Exercise directions: Your task is to locate every line holding the string "text" and to copy each of them.

Excerpted data:
....

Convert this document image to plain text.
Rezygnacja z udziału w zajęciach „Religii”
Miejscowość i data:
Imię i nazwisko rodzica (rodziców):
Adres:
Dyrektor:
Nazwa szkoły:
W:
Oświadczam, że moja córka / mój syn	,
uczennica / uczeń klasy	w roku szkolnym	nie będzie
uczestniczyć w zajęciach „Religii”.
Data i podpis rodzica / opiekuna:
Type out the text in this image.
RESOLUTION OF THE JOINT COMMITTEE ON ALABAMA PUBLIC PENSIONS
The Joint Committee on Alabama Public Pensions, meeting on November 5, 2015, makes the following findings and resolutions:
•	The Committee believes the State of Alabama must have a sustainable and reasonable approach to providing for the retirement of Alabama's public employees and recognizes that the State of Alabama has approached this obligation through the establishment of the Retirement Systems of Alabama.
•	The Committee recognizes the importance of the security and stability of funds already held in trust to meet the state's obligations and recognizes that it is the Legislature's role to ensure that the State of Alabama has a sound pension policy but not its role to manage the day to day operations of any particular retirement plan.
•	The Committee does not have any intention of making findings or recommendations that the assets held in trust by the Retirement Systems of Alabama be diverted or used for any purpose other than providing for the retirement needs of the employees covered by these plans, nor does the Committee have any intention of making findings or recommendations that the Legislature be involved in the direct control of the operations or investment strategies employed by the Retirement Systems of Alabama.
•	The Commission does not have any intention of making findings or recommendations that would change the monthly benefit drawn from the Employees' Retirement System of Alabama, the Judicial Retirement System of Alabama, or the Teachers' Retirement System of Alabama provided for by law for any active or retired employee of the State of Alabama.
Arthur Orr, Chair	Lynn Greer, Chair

....

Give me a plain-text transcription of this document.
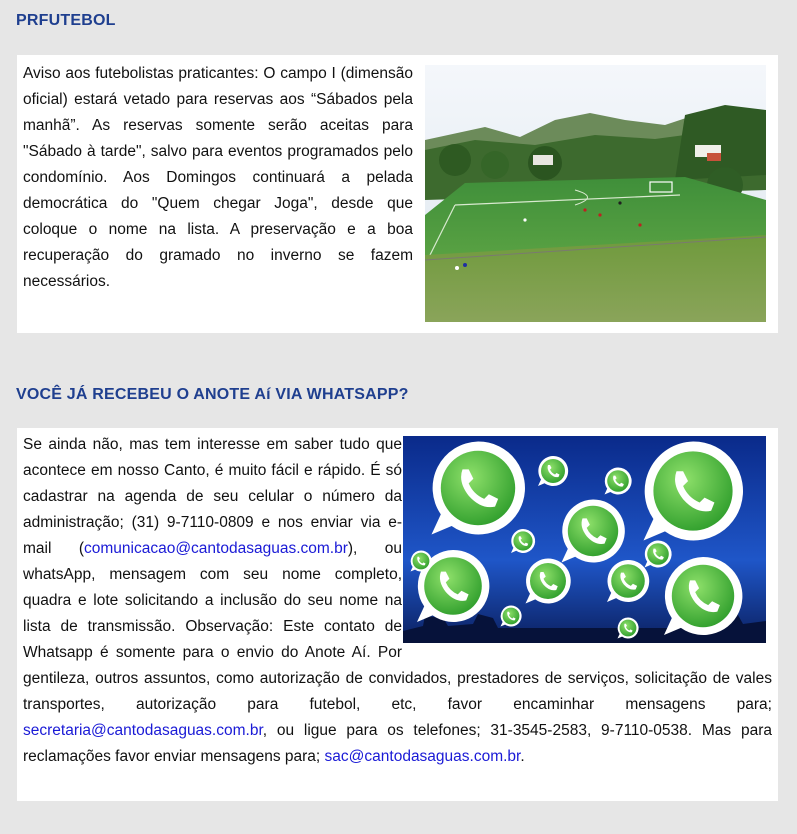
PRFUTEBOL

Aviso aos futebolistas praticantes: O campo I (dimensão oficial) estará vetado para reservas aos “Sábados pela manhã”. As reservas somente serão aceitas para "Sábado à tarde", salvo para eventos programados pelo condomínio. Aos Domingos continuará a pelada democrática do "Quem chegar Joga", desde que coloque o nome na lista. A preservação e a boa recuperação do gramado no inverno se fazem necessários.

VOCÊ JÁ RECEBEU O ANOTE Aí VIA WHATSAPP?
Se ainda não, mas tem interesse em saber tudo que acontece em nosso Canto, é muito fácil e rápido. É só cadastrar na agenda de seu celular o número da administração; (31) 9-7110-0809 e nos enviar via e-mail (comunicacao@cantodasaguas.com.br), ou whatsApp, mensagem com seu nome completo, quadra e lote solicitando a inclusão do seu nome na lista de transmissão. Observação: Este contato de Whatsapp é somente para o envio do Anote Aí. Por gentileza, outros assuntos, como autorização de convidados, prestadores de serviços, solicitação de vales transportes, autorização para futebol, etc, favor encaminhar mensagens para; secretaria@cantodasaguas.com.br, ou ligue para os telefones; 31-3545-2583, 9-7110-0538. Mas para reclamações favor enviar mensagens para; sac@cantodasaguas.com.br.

....

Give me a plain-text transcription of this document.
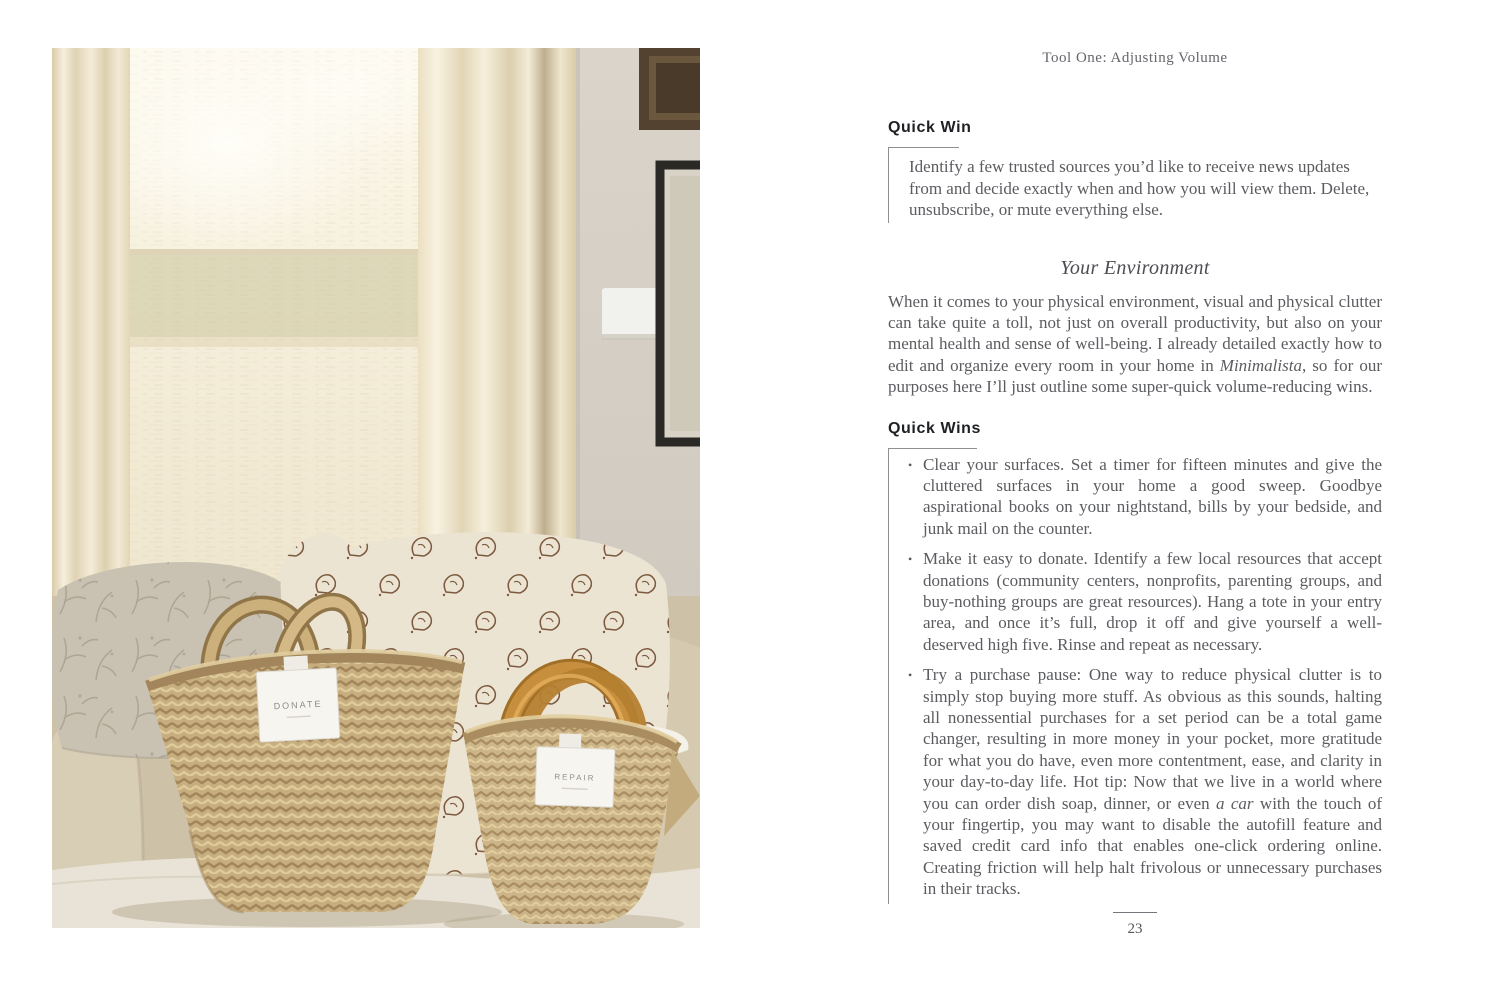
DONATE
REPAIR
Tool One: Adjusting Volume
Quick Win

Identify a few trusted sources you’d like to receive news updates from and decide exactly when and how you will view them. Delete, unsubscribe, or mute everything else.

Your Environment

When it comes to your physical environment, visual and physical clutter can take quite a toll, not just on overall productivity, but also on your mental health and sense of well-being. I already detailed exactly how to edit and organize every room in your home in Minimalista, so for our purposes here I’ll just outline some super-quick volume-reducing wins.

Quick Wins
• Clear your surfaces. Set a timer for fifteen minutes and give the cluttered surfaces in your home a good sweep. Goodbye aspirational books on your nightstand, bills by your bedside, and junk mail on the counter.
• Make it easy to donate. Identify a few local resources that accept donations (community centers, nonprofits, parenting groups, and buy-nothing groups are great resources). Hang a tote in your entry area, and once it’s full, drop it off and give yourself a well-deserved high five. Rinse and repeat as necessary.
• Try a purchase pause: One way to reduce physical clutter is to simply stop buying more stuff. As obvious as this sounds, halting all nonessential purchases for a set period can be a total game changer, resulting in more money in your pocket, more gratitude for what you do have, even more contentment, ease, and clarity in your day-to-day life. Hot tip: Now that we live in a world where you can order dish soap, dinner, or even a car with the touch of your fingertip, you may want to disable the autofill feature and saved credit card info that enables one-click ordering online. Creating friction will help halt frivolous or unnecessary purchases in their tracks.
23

....

Response for this exercise:
Convert this document image to plain text.
Type out the text in this image.
Give me a plain-text transcription of this document.
Give me a plain-text transcription of this document.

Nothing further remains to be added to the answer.